* _Exercise objective_
From the entries that follow, extract each line holding the string "category".
※
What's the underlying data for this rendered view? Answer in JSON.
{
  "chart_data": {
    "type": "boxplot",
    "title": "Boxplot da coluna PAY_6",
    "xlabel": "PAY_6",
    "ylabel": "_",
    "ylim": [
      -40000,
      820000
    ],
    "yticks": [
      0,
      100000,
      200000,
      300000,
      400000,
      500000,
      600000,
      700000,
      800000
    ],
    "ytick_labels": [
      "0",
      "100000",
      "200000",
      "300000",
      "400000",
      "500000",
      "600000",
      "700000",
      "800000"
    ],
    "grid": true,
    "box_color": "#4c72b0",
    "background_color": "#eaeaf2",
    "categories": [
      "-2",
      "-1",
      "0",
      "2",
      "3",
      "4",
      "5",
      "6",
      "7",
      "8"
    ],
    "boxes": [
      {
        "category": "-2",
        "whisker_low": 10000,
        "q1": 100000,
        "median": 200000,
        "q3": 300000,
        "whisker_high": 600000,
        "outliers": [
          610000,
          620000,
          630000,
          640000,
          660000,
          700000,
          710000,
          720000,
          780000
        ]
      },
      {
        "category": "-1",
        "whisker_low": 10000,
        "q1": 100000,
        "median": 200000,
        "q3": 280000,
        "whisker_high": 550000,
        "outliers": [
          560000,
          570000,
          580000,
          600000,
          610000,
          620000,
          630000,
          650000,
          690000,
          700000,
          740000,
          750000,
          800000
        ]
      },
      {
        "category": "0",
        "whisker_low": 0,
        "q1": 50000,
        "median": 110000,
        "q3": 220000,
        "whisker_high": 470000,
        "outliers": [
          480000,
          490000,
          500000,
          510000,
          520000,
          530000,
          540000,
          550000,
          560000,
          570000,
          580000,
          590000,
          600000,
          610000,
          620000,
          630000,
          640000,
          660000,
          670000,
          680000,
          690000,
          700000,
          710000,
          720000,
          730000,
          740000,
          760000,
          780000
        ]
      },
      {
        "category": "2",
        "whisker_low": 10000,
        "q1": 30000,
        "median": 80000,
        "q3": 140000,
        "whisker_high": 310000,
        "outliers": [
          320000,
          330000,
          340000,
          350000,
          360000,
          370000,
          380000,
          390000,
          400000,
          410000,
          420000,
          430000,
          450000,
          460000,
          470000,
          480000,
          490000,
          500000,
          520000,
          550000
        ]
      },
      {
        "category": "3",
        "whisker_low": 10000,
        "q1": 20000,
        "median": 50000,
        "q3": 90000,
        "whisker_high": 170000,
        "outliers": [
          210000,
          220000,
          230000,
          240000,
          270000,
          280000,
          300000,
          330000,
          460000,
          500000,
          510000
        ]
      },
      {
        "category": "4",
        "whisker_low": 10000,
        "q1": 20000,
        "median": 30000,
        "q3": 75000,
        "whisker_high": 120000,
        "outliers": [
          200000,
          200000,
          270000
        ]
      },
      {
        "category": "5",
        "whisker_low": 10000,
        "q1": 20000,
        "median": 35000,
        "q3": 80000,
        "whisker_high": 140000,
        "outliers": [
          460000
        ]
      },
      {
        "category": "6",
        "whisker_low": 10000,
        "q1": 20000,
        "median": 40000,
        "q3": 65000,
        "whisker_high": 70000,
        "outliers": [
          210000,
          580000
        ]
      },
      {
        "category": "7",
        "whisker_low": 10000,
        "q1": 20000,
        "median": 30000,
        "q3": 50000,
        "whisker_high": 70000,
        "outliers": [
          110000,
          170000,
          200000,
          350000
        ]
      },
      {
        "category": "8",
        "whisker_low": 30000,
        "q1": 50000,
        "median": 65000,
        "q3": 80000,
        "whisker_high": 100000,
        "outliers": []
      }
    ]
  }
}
※
* _Finished exercise_
        "category": "-2",
        "category": "-1",
        "category": "0",
        "category": "2",
        "category": "3",
        "category": "4",
        "category": "5",
        "category": "6",
        "category": "7",
        "category": "8",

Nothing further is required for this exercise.